Work to be completed = Copy out every line in the entries below that includes "this".

Entries shown =
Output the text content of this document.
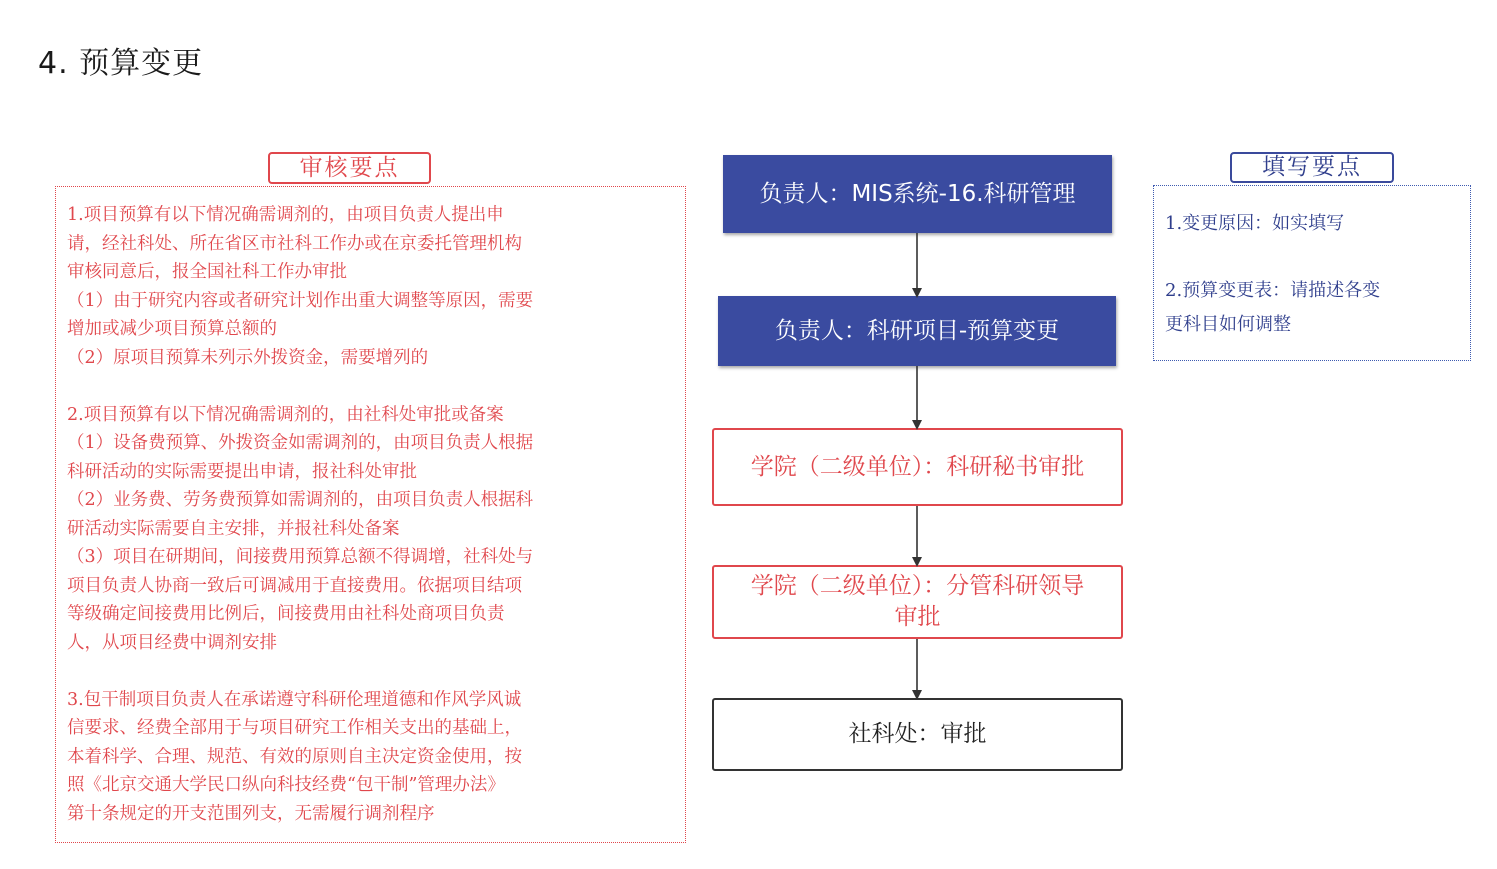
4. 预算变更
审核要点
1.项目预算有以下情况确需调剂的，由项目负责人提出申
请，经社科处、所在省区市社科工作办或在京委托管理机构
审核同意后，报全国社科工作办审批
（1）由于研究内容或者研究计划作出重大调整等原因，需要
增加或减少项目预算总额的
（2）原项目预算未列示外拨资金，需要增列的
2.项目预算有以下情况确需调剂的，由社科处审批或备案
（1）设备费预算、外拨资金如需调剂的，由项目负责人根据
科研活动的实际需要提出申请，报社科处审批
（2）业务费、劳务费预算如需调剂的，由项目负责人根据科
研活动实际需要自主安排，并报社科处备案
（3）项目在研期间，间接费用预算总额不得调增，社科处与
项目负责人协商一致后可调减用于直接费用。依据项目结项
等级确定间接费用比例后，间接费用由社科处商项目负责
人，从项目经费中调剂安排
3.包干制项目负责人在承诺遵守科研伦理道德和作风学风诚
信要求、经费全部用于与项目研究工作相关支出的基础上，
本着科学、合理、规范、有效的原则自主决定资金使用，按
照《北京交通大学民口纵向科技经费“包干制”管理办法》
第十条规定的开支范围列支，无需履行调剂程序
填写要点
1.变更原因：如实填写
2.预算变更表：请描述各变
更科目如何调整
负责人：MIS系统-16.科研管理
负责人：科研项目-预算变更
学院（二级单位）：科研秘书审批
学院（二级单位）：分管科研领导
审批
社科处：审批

---

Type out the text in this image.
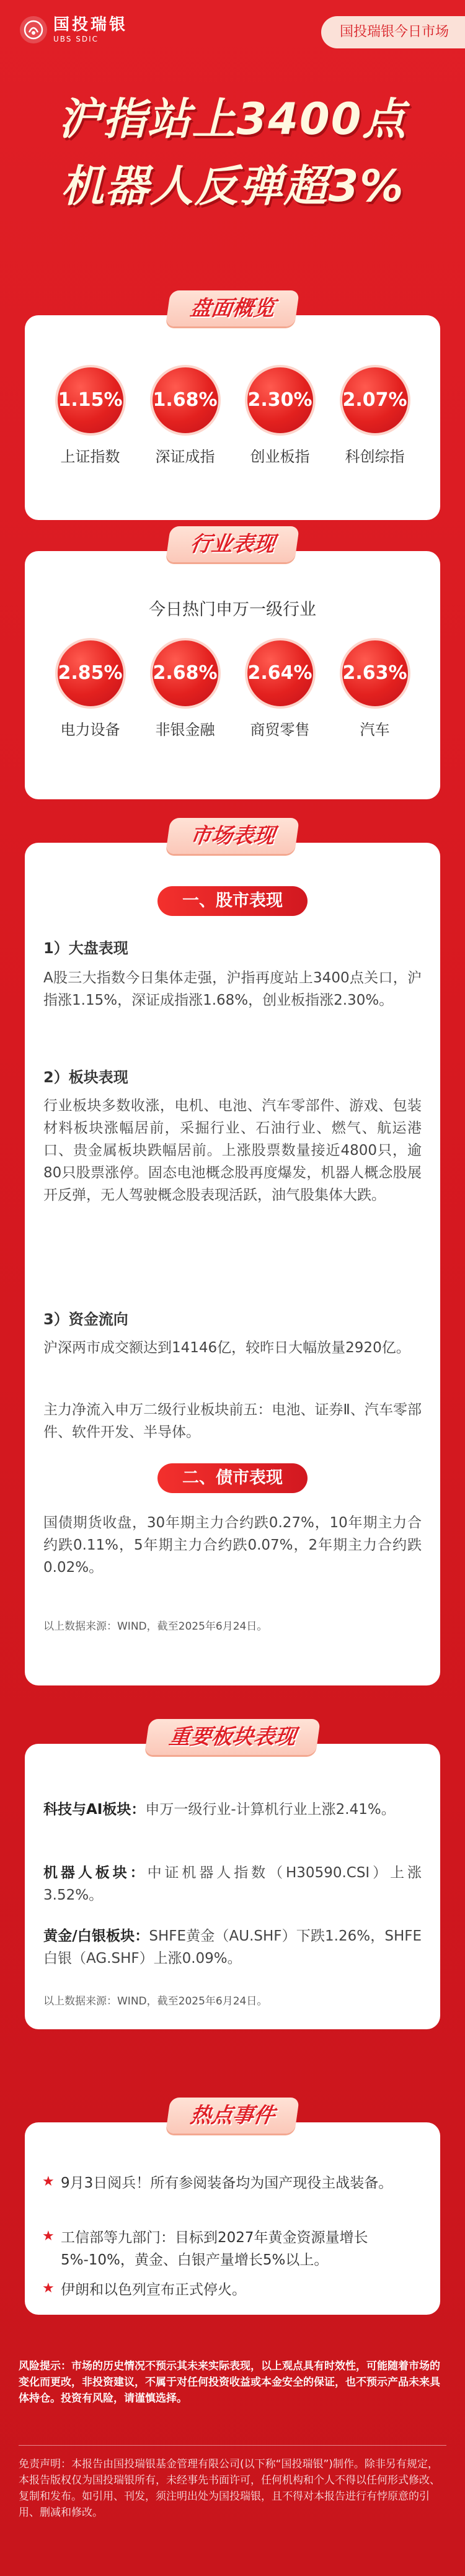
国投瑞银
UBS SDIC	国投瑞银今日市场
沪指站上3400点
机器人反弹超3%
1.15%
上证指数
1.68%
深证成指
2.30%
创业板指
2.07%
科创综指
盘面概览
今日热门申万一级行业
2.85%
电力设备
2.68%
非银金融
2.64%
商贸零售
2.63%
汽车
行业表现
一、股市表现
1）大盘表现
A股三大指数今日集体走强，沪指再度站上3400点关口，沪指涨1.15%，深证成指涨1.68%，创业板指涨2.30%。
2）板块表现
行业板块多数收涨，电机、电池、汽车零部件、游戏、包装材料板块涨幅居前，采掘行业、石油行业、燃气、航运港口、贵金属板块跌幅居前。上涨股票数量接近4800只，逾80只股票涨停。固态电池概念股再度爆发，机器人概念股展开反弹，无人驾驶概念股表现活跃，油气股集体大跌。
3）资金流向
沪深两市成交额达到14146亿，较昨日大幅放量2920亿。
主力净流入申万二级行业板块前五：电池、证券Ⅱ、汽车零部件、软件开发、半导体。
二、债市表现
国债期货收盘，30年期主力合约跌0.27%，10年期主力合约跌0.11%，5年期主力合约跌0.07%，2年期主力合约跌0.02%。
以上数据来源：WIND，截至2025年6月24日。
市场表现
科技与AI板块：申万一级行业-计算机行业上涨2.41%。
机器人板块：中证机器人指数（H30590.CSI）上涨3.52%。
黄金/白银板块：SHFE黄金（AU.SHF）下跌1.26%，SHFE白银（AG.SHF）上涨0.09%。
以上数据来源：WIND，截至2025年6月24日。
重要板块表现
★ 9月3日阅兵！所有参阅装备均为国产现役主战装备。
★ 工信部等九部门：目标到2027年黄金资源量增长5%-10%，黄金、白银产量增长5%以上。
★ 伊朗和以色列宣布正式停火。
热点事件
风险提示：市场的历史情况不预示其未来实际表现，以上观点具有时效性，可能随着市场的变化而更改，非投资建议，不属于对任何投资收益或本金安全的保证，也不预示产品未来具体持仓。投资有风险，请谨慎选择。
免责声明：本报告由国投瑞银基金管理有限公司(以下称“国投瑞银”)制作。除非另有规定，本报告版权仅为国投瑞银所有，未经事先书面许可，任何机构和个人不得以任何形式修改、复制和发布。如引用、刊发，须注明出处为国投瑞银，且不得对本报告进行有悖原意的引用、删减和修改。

Task solution =
Output the text content of this document.
Type out the text in this image.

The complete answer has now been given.